## [Problem statement]
Copy the data that follows, character for character, minus the pictures.

[Extracted records]
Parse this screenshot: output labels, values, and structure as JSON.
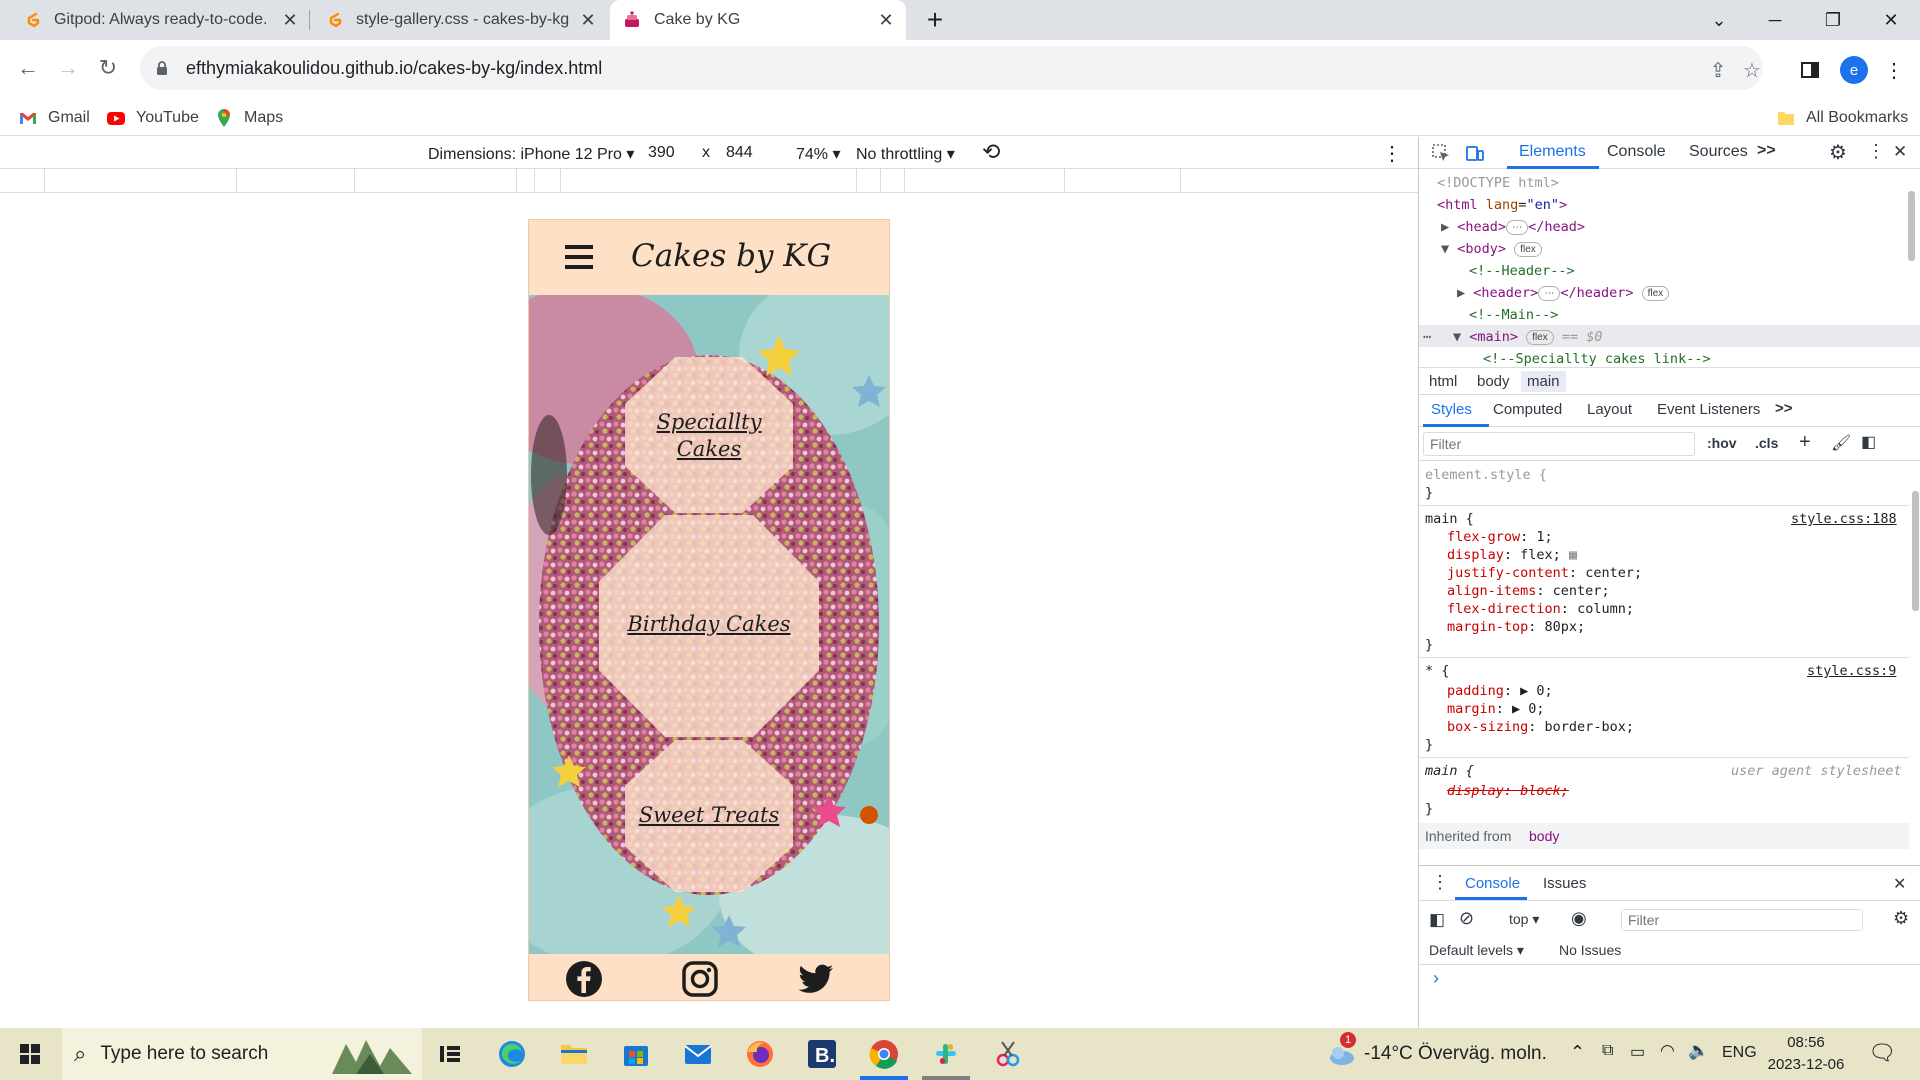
{
  "browser": {
    "tabs": [
      {
        "title": "Gitpod: Always ready-to-code.",
        "icon": "gitpod-icon",
        "active": false
      },
      {
        "title": "style-gallery.css - cakes-by-kg -",
        "icon": "gitpod-icon",
        "active": false
      },
      {
        "title": "Cake by KG",
        "icon": "cake-icon",
        "active": true
      }
    ],
    "url": "efthymiakakoulidou.github.io/cakes-by-kg/index.html",
    "profile_initial": "e",
    "bookmarks": [
      "Gmail",
      "YouTube",
      "Maps"
    ],
    "all_bookmarks": "All Bookmarks"
  },
  "device_toolbar": {
    "dimensions": "Dimensions: iPhone 12 Pro",
    "width": "390",
    "times": "x",
    "height": "844",
    "zoom": "74%",
    "throttling": "No throttling"
  },
  "site": {
    "title": "Cakes by KG",
    "links": [
      {
        "line1": "Speciallty",
        "line2": "Cakes"
      },
      {
        "line1": "Birthday Cakes",
        "line2": ""
      },
      {
        "line1": "Sweet Treats",
        "line2": ""
      }
    ],
    "social": [
      "facebook-icon",
      "instagram-icon",
      "twitter-icon"
    ]
  },
  "devtools": {
    "tabs": [
      "Elements",
      "Console",
      "Sources"
    ],
    "more": ">>",
    "dom": {
      "doctype": "<!DOCTYPE html>",
      "html_open": "<html",
      "html_attr": "lang",
      "html_val": "\"en\"",
      "head": "<head>",
      "head_close": "</head>",
      "body": "<body>",
      "flex": "flex",
      "comment_header": "<!--Header-->",
      "header": "<header>",
      "header_close": "</header>",
      "comment_main": "<!--Main-->",
      "main": "<main>",
      "main_eq": "== $0",
      "comment_specialty": "<!--Speciallty cakes link-->"
    },
    "breadcrumbs": [
      "html",
      "body",
      "main"
    ],
    "styles_tabs": [
      "Styles",
      "Computed",
      "Layout",
      "Event Listeners"
    ],
    "filter_placeholder": "Filter",
    "hov": ":hov",
    "cls": ".cls",
    "rules": {
      "element_style": "element.style {",
      "close": "}",
      "main_sel": "main {",
      "main_src": "style.css:188",
      "main_props": [
        {
          "p": "flex-grow",
          "v": "1;"
        },
        {
          "p": "display",
          "v": "flex;"
        },
        {
          "p": "justify-content",
          "v": "center;"
        },
        {
          "p": "align-items",
          "v": "center;"
        },
        {
          "p": "flex-direction",
          "v": "column;"
        },
        {
          "p": "margin-top",
          "v": "80px;"
        }
      ],
      "star_sel": "* {",
      "star_src": "style.css:9",
      "star_props": [
        {
          "p": "padding",
          "v": "0;"
        },
        {
          "p": "margin",
          "v": "0;"
        },
        {
          "p": "box-sizing",
          "v": "border-box;"
        }
      ],
      "ua_sel": "main {",
      "ua_src": "user agent stylesheet",
      "ua_prop": "display: block;",
      "inherited": "Inherited from",
      "inherited_el": "body"
    },
    "drawer": {
      "tabs": [
        "Console",
        "Issues"
      ],
      "context": "top",
      "filter_placeholder": "Filter",
      "levels": "Default levels",
      "issues": "No Issues",
      "prompt": "›"
    }
  },
  "taskbar": {
    "search_placeholder": "Type here to search",
    "weather": "-14°C  Överväg. moln.",
    "weather_badge": "1",
    "lang": "ENG",
    "time": "08:56",
    "date": "2023-12-06"
  }
}
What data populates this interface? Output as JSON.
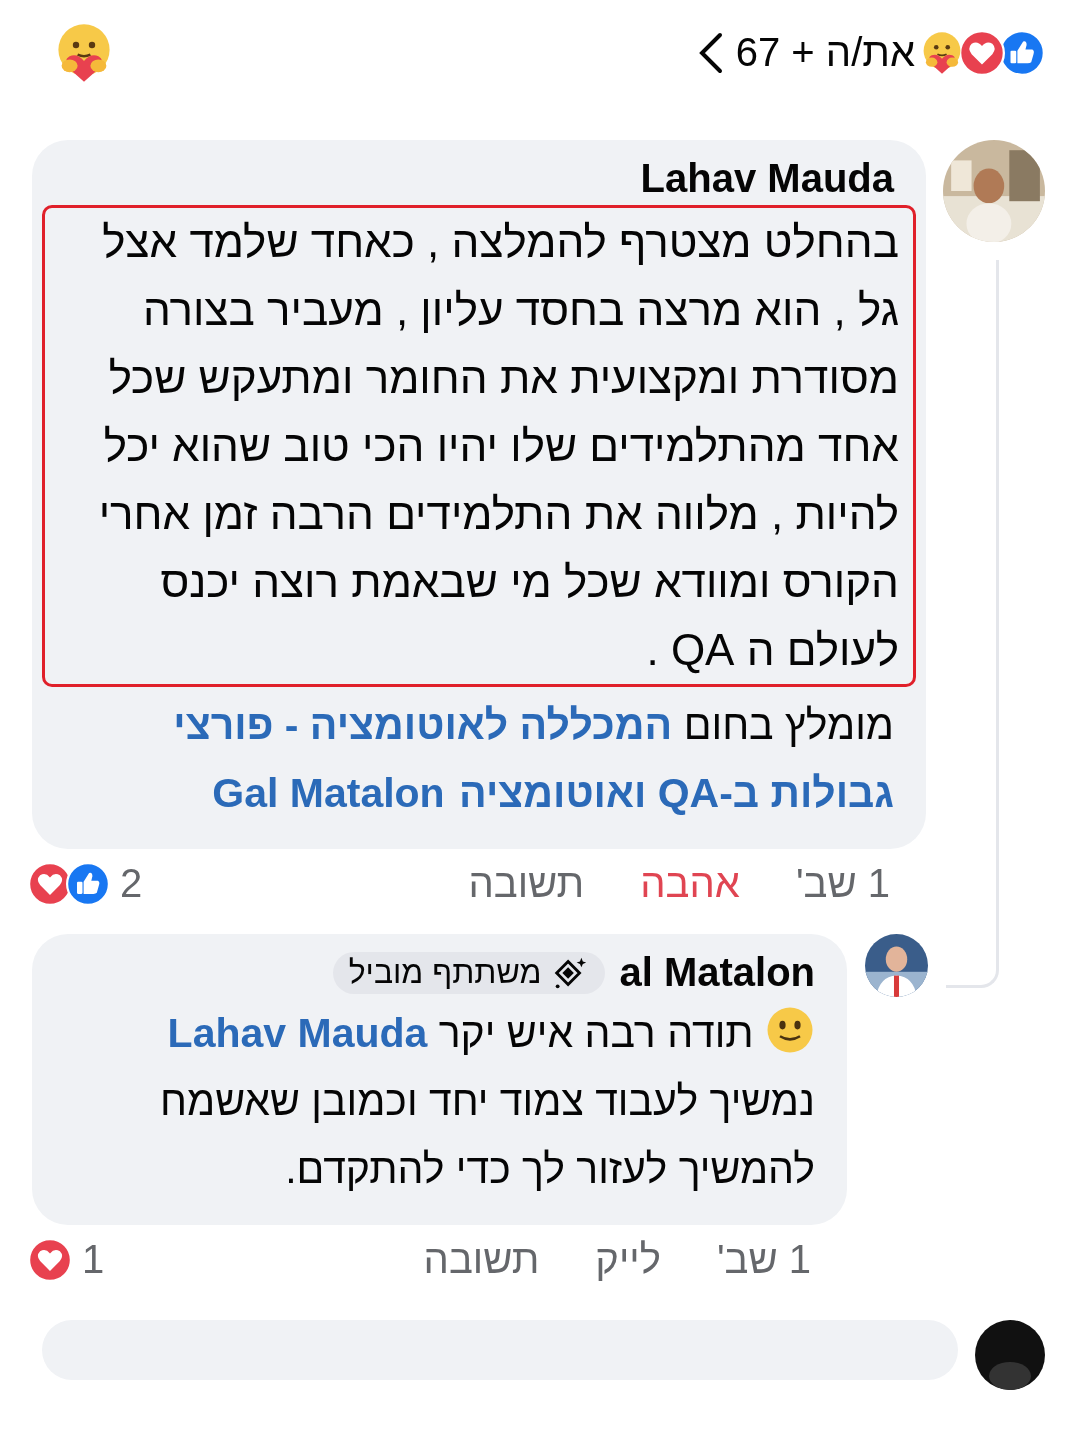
{
  "header": {
    "reactions": [
      {
        "kind": "like"
      },
      {
        "kind": "love"
      },
      {
        "kind": "care"
      }
    ],
    "summary": "את/ה + 67"
  },
  "comments": [
    {
      "author": "Lahav Mauda",
      "body": "בהחלט מצטרף להמלצה , כאחד שלמד אצל גל , הוא מרצה בחסד עליון , מעביר בצורה מסודרת ומקצועית את החומר ומתעקש שכל אחד מהתלמידים שלו יהיו הכי טוב שהוא יכל להיות , מלווה את התלמידים הרבה זמן אחרי הקורס ומוודא שכל מי שבאמת רוצה יכנס לעולם ה QA .",
      "highlighted": true,
      "segments": [
        {
          "kind": "text",
          "text": "מומלץ בחום "
        },
        {
          "kind": "link",
          "text": "המכללה לאוטומציה - פורצי גבולות ב-QA ואוטומציה"
        },
        {
          "kind": "link",
          "text": "Gal Matalon"
        }
      ],
      "actions": {
        "time": "1 שב'",
        "react": {
          "text": "אהבה",
          "reacted": true
        },
        "reply": "תשובה"
      },
      "reactions": {
        "icons": [
          {
            "kind": "love"
          },
          {
            "kind": "like"
          }
        ],
        "count": "2"
      },
      "replies": [
        {
          "author": "al Matalon",
          "badge": "משתתף מוביל",
          "highlighted": false,
          "segments": [
            {
              "kind": "emoji"
            },
            {
              "kind": "text",
              "text": " תודה רבה איש יקר "
            },
            {
              "kind": "link",
              "text": "Lahav Mauda"
            },
            {
              "kind": "text",
              "text": " נמשיך לעבוד צמוד יחד וכמובן שאשמח להמשיך לעזור לך כדי להתקדם."
            }
          ],
          "actions": {
            "time": "1 שב'",
            "react": {
              "text": "לייק",
              "reacted": false
            },
            "reply": "תשובה"
          },
          "reactions": {
            "icons": [
              {
                "kind": "love"
              }
            ],
            "count": "1"
          }
        }
      ]
    }
  ]
}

## [Task output]
Parse this screenshot: output labels, values, and structure as JSON.
{
  "browser": {
    "tabs": [
      {
        "title": "Gitpod: Always ready-to-code.",
        "icon": "gitpod-icon",
        "active": false
      },
      {
        "title": "style-gallery.css - cakes-by-kg -",
        "icon": "gitpod-icon",
        "active": false
      },
      {
        "title": "Cake by KG",
        "icon": "cake-icon",
        "active": true
      }
    ],
    "url": "efthymiakakoulidou.github.io/cakes-by-kg/index.html",
    "profile_initial": "e",
    "bookmarks": [
      "Gmail",
      "YouTube",
      "Maps"
    ],
    "all_bookmarks": "All Bookmarks"
  },
  "device_toolbar": {
    "dimensions": "Dimensions: iPhone 12 Pro",
    "width": "390",
    "times": "x",
    "height": "844",
    "zoom": "74%",
    "throttling": "No throttling"
  },
  "site": {
    "title": "Cakes by KG",
    "links": [
      {
        "line1": "Speciallty",
        "line2": "Cakes"
      },
      {
        "line1": "Birthday Cakes",
        "line2": ""
      },
      {
        "line1": "Sweet Treats",
        "line2": ""
      }
    ],
    "social": [
      "facebook-icon",
      "instagram-icon",
      "twitter-icon"
    ]
  },
  "devtools": {
    "tabs": [
      "Elements",
      "Console",
      "Sources"
    ],
    "more": ">>",
    "dom": {
      "doctype": "<!DOCTYPE html>",
      "html_open": "<html",
      "html_attr": "lang",
      "html_val": "\"en\"",
      "head": "<head>",
      "head_close": "</head>",
      "body": "<body>",
      "flex": "flex",
      "comment_header": "<!--Header-->",
      "header": "<header>",
      "header_close": "</header>",
      "comment_main": "<!--Main-->",
      "main": "<main>",
      "main_eq": "== $0",
      "comment_specialty": "<!--Speciallty cakes link-->"
    },
    "breadcrumbs": [
      "html",
      "body",
      "main"
    ],
    "styles_tabs": [
      "Styles",
      "Computed",
      "Layout",
      "Event Listeners"
    ],
    "filter_placeholder": "Filter",
    "hov": ":hov",
    "cls": ".cls",
    "rules": {
      "element_style": "element.style {",
      "close": "}",
      "main_sel": "main {",
      "main_src": "style.css:188",
      "main_props": [
        {
          "p": "flex-grow",
          "v": "1;"
        },
        {
          "p": "display",
          "v": "flex;"
        },
        {
          "p": "justify-content",
          "v": "center;"
        },
        {
          "p": "align-items",
          "v": "center;"
        },
        {
          "p": "flex-direction",
          "v": "column;"
        },
        {
          "p": "margin-top",
          "v": "80px;"
        }
      ],
      "star_sel": "* {",
      "star_src": "style.css:9",
      "star_props": [
        {
          "p": "padding",
          "v": "0;"
        },
        {
          "p": "margin",
          "v": "0;"
        },
        {
          "p": "box-sizing",
          "v": "border-box;"
        }
      ],
      "ua_sel": "main {",
      "ua_src": "user agent stylesheet",
      "ua_prop": "display: block;",
      "inherited": "Inherited from",
      "inherited_el": "body"
    },
    "drawer": {
      "tabs": [
        "Console",
        "Issues"
      ],
      "context": "top",
      "filter_placeholder": "Filter",
      "levels": "Default levels",
      "issues": "No Issues",
      "prompt": "›"
    }
  },
  "taskbar": {
    "search_placeholder": "Type here to search",
    "weather": "-14°C  Överväg. moln.",
    "weather_badge": "1",
    "lang": "ENG",
    "time": "08:56",
    "date": "2023-12-06"
  }
}
What data populates this interface? Output as JSON.
{
  "header": {
    "reactions": [
      {
        "kind": "like"
      },
      {
        "kind": "love"
      },
      {
        "kind": "care"
      }
    ],
    "summary": "את/ה + 67"
  },
  "comments": [
    {
      "author": "Lahav Mauda",
      "body": "בהחלט מצטרף להמלצה , כאחד שלמד אצל גל , הוא מרצה בחסד עליון , מעביר בצורה מסודרת ומקצועית את החומר ומתעקש שכל אחד מהתלמידים שלו יהיו הכי טוב שהוא יכל להיות , מלווה את התלמידים הרבה זמן אחרי הקורס ומוודא שכל מי שבאמת רוצה יכנס לעולם ה QA .",
      "highlighted": true,
      "segments": [
        {
          "kind": "text",
          "text": "מומלץ בחום "
        },
        {
          "kind": "link",
          "text": "המכללה לאוטומציה - פורצי גבולות ב-QA ואוטומציה"
        },
        {
          "kind": "link",
          "text": "Gal Matalon"
        }
      ],
      "actions": {
        "time": "1 שב'",
        "react": {
          "text": "אהבה",
          "reacted": true
        },
        "reply": "תשובה"
      },
      "reactions": {
        "icons": [
          {
            "kind": "love"
          },
          {
            "kind": "like"
          }
        ],
        "count": "2"
      },
      "replies": [
        {
          "author": "al Matalon",
          "badge": "משתתף מוביל",
          "highlighted": false,
          "segments": [
            {
              "kind": "emoji"
            },
            {
              "kind": "text",
              "text": " תודה רבה איש יקר "
            },
            {
              "kind": "link",
              "text": "Lahav Mauda"
            },
            {
              "kind": "text",
              "text": " נמשיך לעבוד צמוד יחד וכמובן שאשמח להמשיך לעזור לך כדי להתקדם."
            }
          ],
          "actions": {
            "time": "1 שב'",
            "react": {
              "text": "לייק",
              "reacted": false
            },
            "reply": "תשובה"
          },
          "reactions": {
            "icons": [
              {
                "kind": "love"
              }
            ],
            "count": "1"
          }
        }
      ]
    }
  ]
}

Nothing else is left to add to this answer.